■ **GOAL**: Retype exactly the lines that start at the line with "Extract the structured" and end at the final line, both included, and leave out every picture.

■ **INPUT MATERIAL**:
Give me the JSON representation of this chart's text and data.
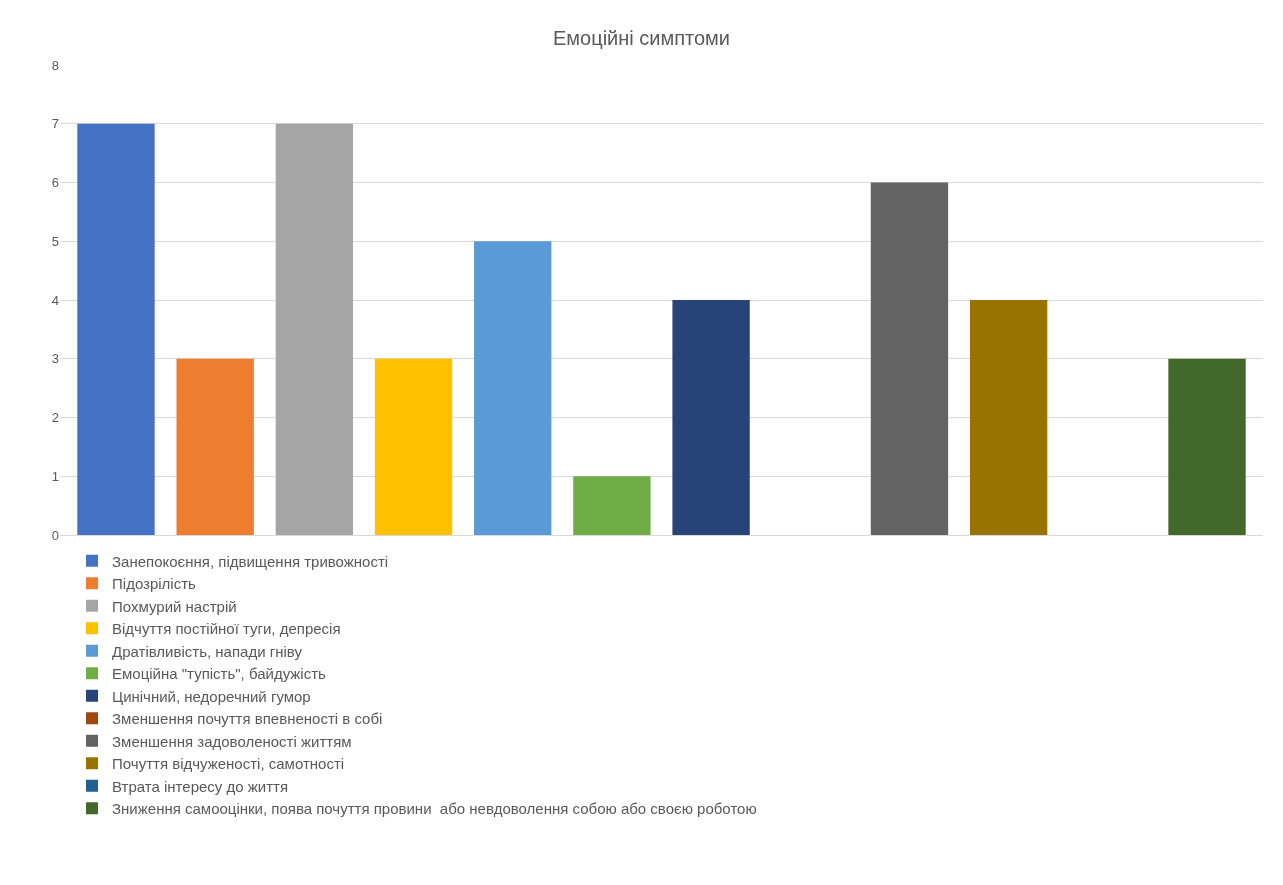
{
  "chart_data": {
    "type": "bar",
    "title": "Емоційні симптоми",
    "categories": [
      null
    ],
    "series": [
      {
        "name": "Занепокоєння, підвищення тривожності",
        "color": "#4472c4",
        "values": [
          7
        ]
      },
      {
        "name": "Підозрілість",
        "color": "#ed7d31",
        "values": [
          3
        ]
      },
      {
        "name": "Похмурий настрій",
        "color": "#a5a5a5",
        "values": [
          7
        ]
      },
      {
        "name": "Відчуття постійної туги, депресія",
        "color": "#ffc000",
        "values": [
          3
        ]
      },
      {
        "name": "Дратівливість, напади гніву",
        "color": "#5b9bd5",
        "values": [
          5
        ]
      },
      {
        "name": "Емоційна \"тупість\", байдужість",
        "color": "#70ad47",
        "values": [
          1
        ]
      },
      {
        "name": "Цинічний, недоречний гумор",
        "color": "#264478",
        "values": [
          4
        ]
      },
      {
        "name": "Зменшення почуття впевненості в собі",
        "color": "#9e480e",
        "values": [
          0
        ]
      },
      {
        "name": "Зменшення задоволеності життям",
        "color": "#636363",
        "values": [
          6
        ]
      },
      {
        "name": "Почуття відчуженості, самотності",
        "color": "#997300",
        "values": [
          4
        ]
      },
      {
        "name": "Втрата інтересу до життя",
        "color": "#255e91",
        "values": [
          0
        ]
      },
      {
        "name": "Зниження самооцінки, поява почуття провини  або невдоволення собою або своєю роботою",
        "color": "#43682b",
        "values": [
          3
        ]
      }
    ],
    "ylim": [
      0,
      8
    ],
    "yticks": [
      0,
      1,
      2,
      3,
      4,
      5,
      6,
      7,
      8
    ],
    "grid": "y",
    "legend": "bottom",
    "tick_labels": "y"
  }
}
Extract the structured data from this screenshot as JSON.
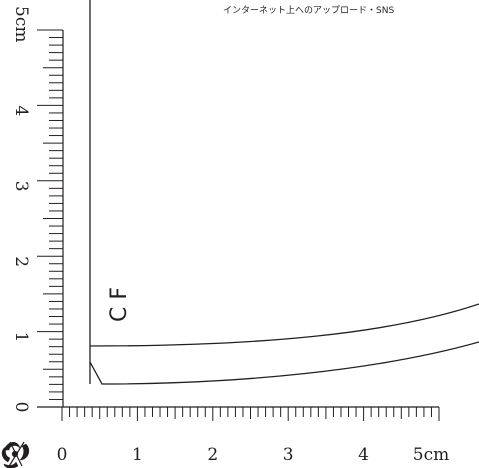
{
  "notice_text": "インターネット上へのアップロード・SNS",
  "piece_label": "C F",
  "ruler": {
    "unit": "cm",
    "vertical_labels": [
      "0",
      "1",
      "2",
      "3",
      "4",
      "5cm"
    ],
    "horizontal_labels": [
      "0",
      "1",
      "2",
      "3",
      "4",
      "5cm"
    ]
  },
  "colors": {
    "line": "#231f20",
    "background": "#ffffff"
  },
  "ornament_icon": "fleur-ornament-icon"
}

■ **EXERCISE ANSWER**:
Extract the structured data from this screenshot as JSON.
{
  "notice_text": "インターネット上へのアップロード・SNS",
  "piece_label": "C F",
  "ruler": {
    "unit": "cm",
    "vertical_labels": [
      "0",
      "1",
      "2",
      "3",
      "4",
      "5cm"
    ],
    "horizontal_labels": [
      "0",
      "1",
      "2",
      "3",
      "4",
      "5cm"
    ]
  },
  "colors": {
    "line": "#231f20",
    "background": "#ffffff"
  },
  "ornament_icon": "fleur-ornament-icon"
}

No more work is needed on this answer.